=== DATA ===

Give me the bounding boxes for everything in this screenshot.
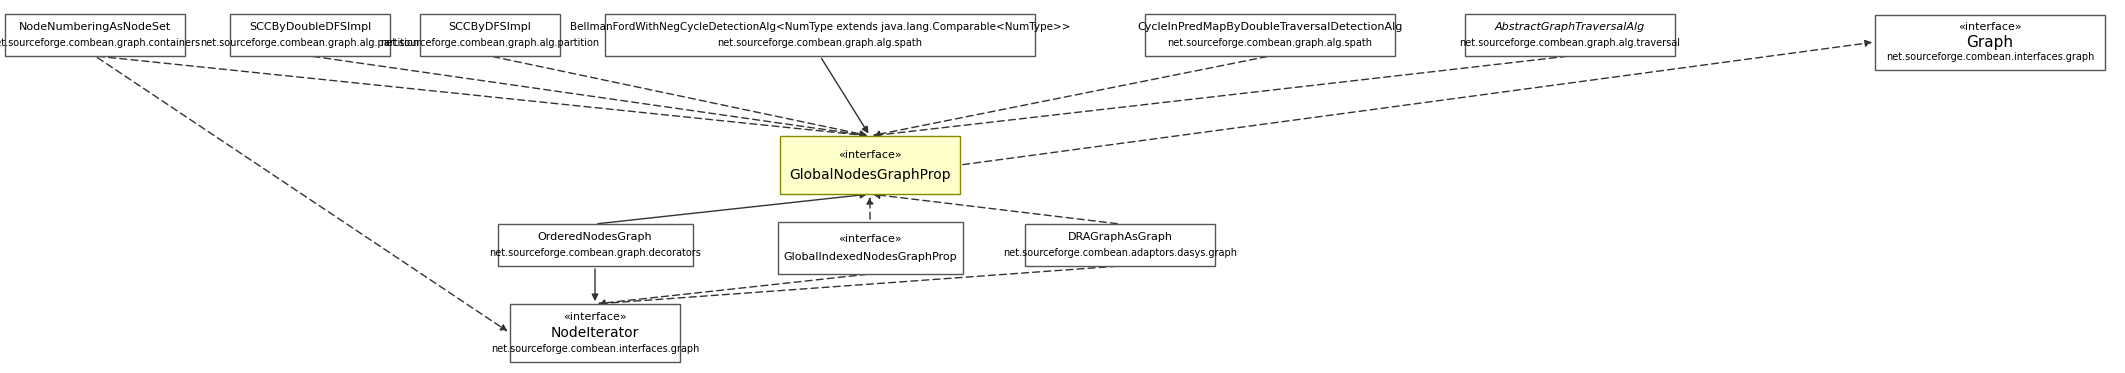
Text: net.sourceforge.combean.adaptors.dasys.graph: net.sourceforge.combean.adaptors.dasys.g… <box>1003 248 1237 258</box>
Text: net.sourceforge.combean.graph.alg.spath: net.sourceforge.combean.graph.alg.spath <box>1167 38 1373 48</box>
Bar <box>421 14 561 56</box>
Bar <box>1874 15 2106 69</box>
Bar <box>1024 224 1216 266</box>
Bar <box>606 14 1035 56</box>
Text: net.sourceforge.combean.interfaces.graph: net.sourceforge.combean.interfaces.graph <box>1885 52 2095 62</box>
Text: DRAGraphAsGraph: DRAGraphAsGraph <box>1067 232 1173 242</box>
Text: OrderedNodesGraph: OrderedNodesGraph <box>538 232 652 242</box>
Text: net.sourceforge.combean.graph.alg.partition: net.sourceforge.combean.graph.alg.partit… <box>380 38 599 48</box>
Text: BellmanFordWithNegCycleDetectionAlg<NumType extends java.lang.Comparable<NumType: BellmanFordWithNegCycleDetectionAlg<NumT… <box>570 22 1071 32</box>
Text: net.sourceforge.combean.graph.alg.spath: net.sourceforge.combean.graph.alg.spath <box>718 38 922 48</box>
Bar <box>510 304 680 362</box>
Text: CycleInPredMapByDoubleTraversalDetectionAlg: CycleInPredMapByDoubleTraversalDetection… <box>1137 22 1402 32</box>
Bar <box>4 14 185 56</box>
Bar <box>1145 14 1394 56</box>
Bar <box>780 136 960 194</box>
Text: NodeNumberingAsNodeSet: NodeNumberingAsNodeSet <box>19 22 172 32</box>
Text: SCCByDoubleDFSImpl: SCCByDoubleDFSImpl <box>249 22 372 32</box>
Bar <box>1464 14 1674 56</box>
Text: SCCByDFSImpl: SCCByDFSImpl <box>448 22 531 32</box>
Bar <box>497 224 693 266</box>
Text: «interface»: «interface» <box>837 233 901 244</box>
Text: Graph: Graph <box>1966 34 2014 50</box>
Text: GlobalIndexedNodesGraphProp: GlobalIndexedNodesGraphProp <box>784 253 956 262</box>
Text: «interface»: «interface» <box>837 150 901 160</box>
Text: net.sourceforge.combean.graph.decorators: net.sourceforge.combean.graph.decorators <box>489 248 701 258</box>
Text: net.sourceforge.combean.graph.containers: net.sourceforge.combean.graph.containers <box>0 38 200 48</box>
Text: net.sourceforge.combean.graph.alg.partition: net.sourceforge.combean.graph.alg.partit… <box>200 38 419 48</box>
Text: net.sourceforge.combean.interfaces.graph: net.sourceforge.combean.interfaces.graph <box>491 344 699 354</box>
Text: GlobalNodesGraphProp: GlobalNodesGraphProp <box>788 169 950 182</box>
Text: «interface»: «interface» <box>1959 22 2021 32</box>
Text: «interface»: «interface» <box>563 312 627 322</box>
Bar <box>230 14 391 56</box>
Text: NodeIterator: NodeIterator <box>550 326 640 340</box>
Text: AbstractGraphTraversalAlg: AbstractGraphTraversalAlg <box>1494 22 1645 32</box>
Bar <box>778 222 963 274</box>
Text: net.sourceforge.combean.graph.alg.traversal: net.sourceforge.combean.graph.alg.traver… <box>1460 38 1681 48</box>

===

**EXERCISE REQUIREMENTS:** Copy out every line of the items above word for word, leaving the pictures out of your answer.

**RIGHT ANSWER:**
Give me the bounding boxes for everything in this screenshot.
Text: net.sourceforge.combean.adaptors.dasys.graph: net.sourceforge.combean.adaptors.dasys.g… <box>1003 248 1237 258</box>
Text: net.sourceforge.combean.graph.alg.spath: net.sourceforge.combean.graph.alg.spath <box>1167 38 1373 48</box>
Bar <box>421 14 561 56</box>
Bar <box>1874 15 2106 69</box>
Bar <box>1024 224 1216 266</box>
Bar <box>606 14 1035 56</box>
Text: net.sourceforge.combean.interfaces.graph: net.sourceforge.combean.interfaces.graph <box>1885 52 2095 62</box>
Text: DRAGraphAsGraph: DRAGraphAsGraph <box>1067 232 1173 242</box>
Text: OrderedNodesGraph: OrderedNodesGraph <box>538 232 652 242</box>
Text: net.sourceforge.combean.graph.alg.partition: net.sourceforge.combean.graph.alg.partit… <box>380 38 599 48</box>
Text: BellmanFordWithNegCycleDetectionAlg<NumType extends java.lang.Comparable<NumType: BellmanFordWithNegCycleDetectionAlg<NumT… <box>570 22 1071 32</box>
Text: net.sourceforge.combean.graph.alg.spath: net.sourceforge.combean.graph.alg.spath <box>718 38 922 48</box>
Bar <box>510 304 680 362</box>
Text: CycleInPredMapByDoubleTraversalDetectionAlg: CycleInPredMapByDoubleTraversalDetection… <box>1137 22 1402 32</box>
Bar <box>4 14 185 56</box>
Bar <box>1145 14 1394 56</box>
Bar <box>780 136 960 194</box>
Text: NodeNumberingAsNodeSet: NodeNumberingAsNodeSet <box>19 22 172 32</box>
Text: SCCByDoubleDFSImpl: SCCByDoubleDFSImpl <box>249 22 372 32</box>
Bar <box>1464 14 1674 56</box>
Text: SCCByDFSImpl: SCCByDFSImpl <box>448 22 531 32</box>
Bar <box>497 224 693 266</box>
Text: «interface»: «interface» <box>837 233 901 244</box>
Text: Graph: Graph <box>1966 34 2014 50</box>
Text: GlobalIndexedNodesGraphProp: GlobalIndexedNodesGraphProp <box>784 253 956 262</box>
Text: «interface»: «interface» <box>837 150 901 160</box>
Text: net.sourceforge.combean.graph.decorators: net.sourceforge.combean.graph.decorators <box>489 248 701 258</box>
Text: net.sourceforge.combean.graph.containers: net.sourceforge.combean.graph.containers <box>0 38 200 48</box>
Text: net.sourceforge.combean.graph.alg.partition: net.sourceforge.combean.graph.alg.partit… <box>200 38 419 48</box>
Text: net.sourceforge.combean.interfaces.graph: net.sourceforge.combean.interfaces.graph <box>491 344 699 354</box>
Text: GlobalNodesGraphProp: GlobalNodesGraphProp <box>788 169 950 182</box>
Text: «interface»: «interface» <box>1959 22 2021 32</box>
Text: «interface»: «interface» <box>563 312 627 322</box>
Bar <box>230 14 391 56</box>
Text: NodeIterator: NodeIterator <box>550 326 640 340</box>
Text: AbstractGraphTraversalAlg: AbstractGraphTraversalAlg <box>1494 22 1645 32</box>
Bar <box>778 222 963 274</box>
Text: net.sourceforge.combean.graph.alg.traversal: net.sourceforge.combean.graph.alg.traver… <box>1460 38 1681 48</box>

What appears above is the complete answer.